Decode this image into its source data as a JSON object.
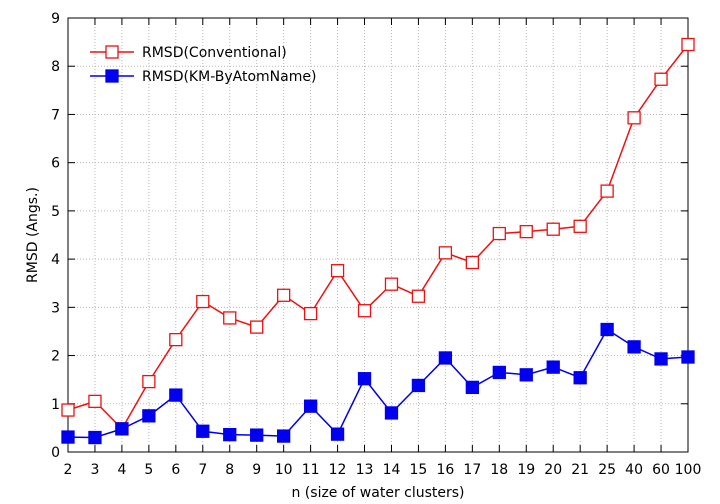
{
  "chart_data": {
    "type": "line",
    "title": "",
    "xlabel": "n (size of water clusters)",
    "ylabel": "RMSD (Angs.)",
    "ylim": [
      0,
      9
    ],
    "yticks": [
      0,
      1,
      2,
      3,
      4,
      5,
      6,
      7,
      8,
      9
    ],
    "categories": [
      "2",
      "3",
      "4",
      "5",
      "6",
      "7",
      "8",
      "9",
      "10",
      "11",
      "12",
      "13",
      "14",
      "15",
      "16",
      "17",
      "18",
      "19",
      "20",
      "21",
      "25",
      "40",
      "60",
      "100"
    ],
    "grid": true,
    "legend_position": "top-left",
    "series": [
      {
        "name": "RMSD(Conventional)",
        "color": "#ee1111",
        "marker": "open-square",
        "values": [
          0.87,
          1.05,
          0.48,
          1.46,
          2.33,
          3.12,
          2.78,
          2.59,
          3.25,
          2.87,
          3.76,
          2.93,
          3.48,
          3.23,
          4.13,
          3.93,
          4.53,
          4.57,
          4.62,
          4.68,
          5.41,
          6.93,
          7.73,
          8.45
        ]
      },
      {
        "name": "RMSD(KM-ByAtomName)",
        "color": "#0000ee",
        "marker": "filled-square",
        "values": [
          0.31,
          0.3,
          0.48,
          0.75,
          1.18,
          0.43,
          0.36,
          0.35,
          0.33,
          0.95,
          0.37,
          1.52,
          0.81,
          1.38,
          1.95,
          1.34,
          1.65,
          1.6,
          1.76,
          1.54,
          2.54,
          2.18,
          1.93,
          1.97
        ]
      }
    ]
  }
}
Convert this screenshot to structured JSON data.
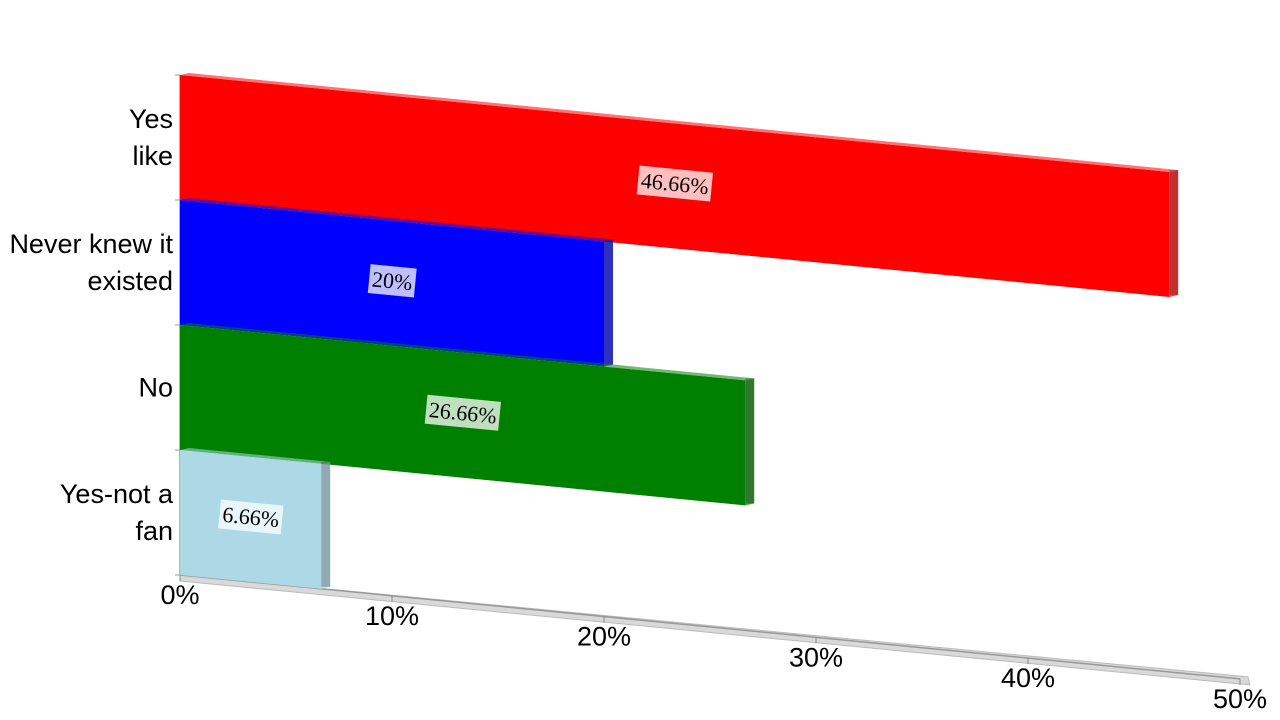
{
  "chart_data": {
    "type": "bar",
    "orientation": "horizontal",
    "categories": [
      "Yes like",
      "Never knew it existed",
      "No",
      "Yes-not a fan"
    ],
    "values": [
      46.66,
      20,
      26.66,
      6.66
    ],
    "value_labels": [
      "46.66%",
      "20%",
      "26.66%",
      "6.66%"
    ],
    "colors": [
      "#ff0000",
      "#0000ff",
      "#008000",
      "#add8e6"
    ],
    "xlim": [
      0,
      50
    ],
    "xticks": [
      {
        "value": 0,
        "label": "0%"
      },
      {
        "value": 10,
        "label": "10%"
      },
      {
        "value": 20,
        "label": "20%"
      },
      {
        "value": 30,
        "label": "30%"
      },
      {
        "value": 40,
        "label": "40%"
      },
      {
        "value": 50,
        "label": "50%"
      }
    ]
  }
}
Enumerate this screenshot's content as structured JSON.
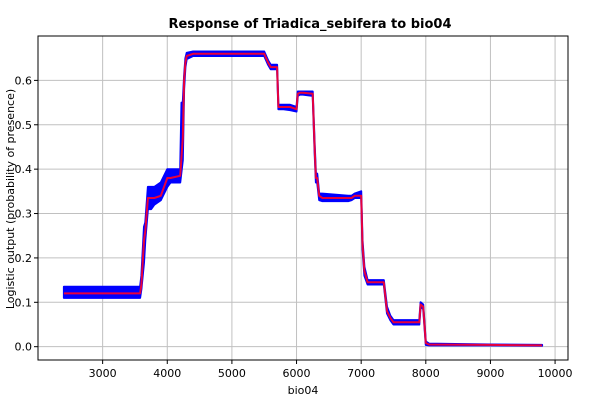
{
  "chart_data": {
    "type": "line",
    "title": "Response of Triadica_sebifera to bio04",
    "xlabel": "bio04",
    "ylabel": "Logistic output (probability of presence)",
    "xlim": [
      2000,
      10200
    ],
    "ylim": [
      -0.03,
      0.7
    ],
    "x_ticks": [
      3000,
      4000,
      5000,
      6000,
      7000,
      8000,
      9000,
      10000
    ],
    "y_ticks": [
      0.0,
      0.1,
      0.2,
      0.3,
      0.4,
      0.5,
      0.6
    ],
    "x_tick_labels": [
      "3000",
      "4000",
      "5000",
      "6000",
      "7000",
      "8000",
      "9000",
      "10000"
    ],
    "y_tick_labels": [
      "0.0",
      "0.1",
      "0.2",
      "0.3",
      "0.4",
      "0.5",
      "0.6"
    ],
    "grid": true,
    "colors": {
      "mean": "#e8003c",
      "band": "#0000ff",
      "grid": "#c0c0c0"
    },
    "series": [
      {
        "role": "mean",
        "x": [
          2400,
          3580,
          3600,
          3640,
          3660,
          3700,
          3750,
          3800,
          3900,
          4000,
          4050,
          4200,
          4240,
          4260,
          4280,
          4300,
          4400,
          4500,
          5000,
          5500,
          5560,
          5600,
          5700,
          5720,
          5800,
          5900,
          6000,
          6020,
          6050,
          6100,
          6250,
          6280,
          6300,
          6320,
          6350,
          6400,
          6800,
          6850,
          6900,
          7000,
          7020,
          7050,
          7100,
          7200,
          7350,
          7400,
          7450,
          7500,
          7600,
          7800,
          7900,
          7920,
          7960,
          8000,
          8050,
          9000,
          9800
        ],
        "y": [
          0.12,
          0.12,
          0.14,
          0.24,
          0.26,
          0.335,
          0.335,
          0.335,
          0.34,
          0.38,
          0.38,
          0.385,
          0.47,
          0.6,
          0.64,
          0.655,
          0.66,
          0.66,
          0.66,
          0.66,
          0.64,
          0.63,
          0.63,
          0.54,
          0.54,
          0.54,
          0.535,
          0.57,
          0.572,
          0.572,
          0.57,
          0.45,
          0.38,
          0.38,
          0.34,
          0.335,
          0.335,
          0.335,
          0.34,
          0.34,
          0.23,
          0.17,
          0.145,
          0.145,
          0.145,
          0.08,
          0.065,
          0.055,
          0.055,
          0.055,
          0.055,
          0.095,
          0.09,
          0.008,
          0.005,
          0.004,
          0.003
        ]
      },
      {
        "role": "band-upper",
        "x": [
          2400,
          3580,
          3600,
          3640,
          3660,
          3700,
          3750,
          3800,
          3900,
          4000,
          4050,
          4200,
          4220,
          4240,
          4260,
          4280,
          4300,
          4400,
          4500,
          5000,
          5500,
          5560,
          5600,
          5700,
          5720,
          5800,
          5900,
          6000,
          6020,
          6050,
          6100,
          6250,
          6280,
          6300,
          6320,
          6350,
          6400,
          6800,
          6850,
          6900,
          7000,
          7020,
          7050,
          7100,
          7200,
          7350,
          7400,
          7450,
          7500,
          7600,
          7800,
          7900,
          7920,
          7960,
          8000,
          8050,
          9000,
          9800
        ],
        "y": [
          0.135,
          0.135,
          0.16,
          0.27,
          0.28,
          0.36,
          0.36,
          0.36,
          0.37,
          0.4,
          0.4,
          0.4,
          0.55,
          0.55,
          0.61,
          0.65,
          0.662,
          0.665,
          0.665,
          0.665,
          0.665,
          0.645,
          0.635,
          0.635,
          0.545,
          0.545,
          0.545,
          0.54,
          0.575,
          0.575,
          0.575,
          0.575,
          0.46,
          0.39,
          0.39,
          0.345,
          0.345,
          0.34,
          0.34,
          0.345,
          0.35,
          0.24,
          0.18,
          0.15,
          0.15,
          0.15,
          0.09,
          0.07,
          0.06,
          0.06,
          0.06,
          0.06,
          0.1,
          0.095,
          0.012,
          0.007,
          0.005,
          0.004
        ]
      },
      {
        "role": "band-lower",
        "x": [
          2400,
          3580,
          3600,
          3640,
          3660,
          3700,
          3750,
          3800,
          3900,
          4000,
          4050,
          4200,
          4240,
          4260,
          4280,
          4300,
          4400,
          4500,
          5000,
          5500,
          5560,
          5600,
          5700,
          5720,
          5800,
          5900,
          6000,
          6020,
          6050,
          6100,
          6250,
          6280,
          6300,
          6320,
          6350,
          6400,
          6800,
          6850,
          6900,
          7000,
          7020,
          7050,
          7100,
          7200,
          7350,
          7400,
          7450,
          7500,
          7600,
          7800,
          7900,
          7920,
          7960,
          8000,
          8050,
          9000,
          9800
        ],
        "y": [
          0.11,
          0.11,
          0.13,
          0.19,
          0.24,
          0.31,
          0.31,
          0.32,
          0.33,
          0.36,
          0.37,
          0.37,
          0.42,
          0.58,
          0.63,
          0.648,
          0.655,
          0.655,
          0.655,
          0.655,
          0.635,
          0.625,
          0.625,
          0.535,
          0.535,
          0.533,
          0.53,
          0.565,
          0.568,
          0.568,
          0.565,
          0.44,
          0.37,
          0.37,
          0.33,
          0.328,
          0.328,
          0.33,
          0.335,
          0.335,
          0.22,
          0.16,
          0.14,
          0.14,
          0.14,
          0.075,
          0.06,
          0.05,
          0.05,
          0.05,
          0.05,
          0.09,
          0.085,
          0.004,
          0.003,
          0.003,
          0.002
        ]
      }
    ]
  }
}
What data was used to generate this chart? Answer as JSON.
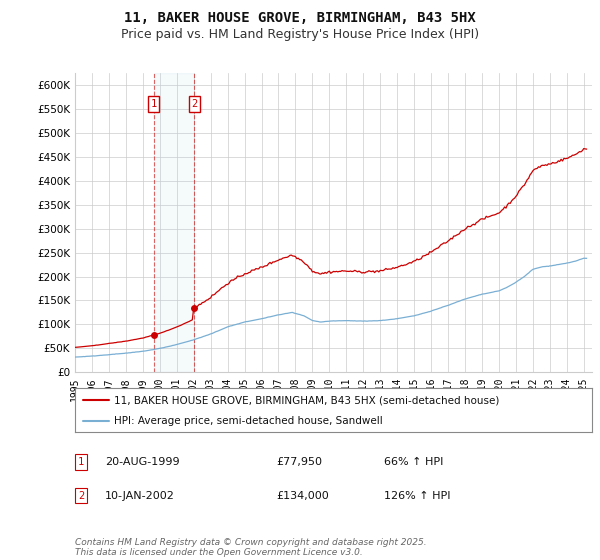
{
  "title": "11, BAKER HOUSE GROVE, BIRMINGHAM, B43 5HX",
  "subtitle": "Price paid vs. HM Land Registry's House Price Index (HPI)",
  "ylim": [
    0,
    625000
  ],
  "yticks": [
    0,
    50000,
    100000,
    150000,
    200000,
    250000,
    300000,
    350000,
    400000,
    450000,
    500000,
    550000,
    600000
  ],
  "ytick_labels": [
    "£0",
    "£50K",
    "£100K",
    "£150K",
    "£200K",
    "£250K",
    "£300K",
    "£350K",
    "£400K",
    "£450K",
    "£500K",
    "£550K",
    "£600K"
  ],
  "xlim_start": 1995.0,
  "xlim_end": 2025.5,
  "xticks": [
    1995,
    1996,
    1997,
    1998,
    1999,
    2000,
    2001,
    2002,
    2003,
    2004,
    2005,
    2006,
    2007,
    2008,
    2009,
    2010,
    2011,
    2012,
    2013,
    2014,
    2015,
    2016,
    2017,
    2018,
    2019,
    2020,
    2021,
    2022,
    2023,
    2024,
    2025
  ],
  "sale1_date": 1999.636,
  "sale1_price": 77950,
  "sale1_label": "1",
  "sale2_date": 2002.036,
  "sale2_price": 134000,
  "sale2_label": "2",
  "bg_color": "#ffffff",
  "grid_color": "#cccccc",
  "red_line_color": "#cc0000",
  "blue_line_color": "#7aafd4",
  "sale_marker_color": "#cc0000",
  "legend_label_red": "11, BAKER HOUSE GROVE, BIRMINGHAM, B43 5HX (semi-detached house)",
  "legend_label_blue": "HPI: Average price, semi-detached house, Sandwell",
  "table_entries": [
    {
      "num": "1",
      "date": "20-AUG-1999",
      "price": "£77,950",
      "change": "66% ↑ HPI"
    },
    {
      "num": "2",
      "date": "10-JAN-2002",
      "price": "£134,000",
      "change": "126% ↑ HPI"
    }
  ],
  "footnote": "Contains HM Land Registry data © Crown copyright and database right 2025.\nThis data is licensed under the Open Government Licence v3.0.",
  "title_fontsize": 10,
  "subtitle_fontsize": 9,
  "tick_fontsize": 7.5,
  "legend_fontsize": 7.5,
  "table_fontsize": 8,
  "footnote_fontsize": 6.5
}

• _PROBLEM DETAILS_
Filter the records above for lines containing the word "screenshot", and copy those lines.

• _THE COMPLETED TASK_
Convert this screenshot to structured JSON data.
Enumerate this screenshot's content as structured JSON.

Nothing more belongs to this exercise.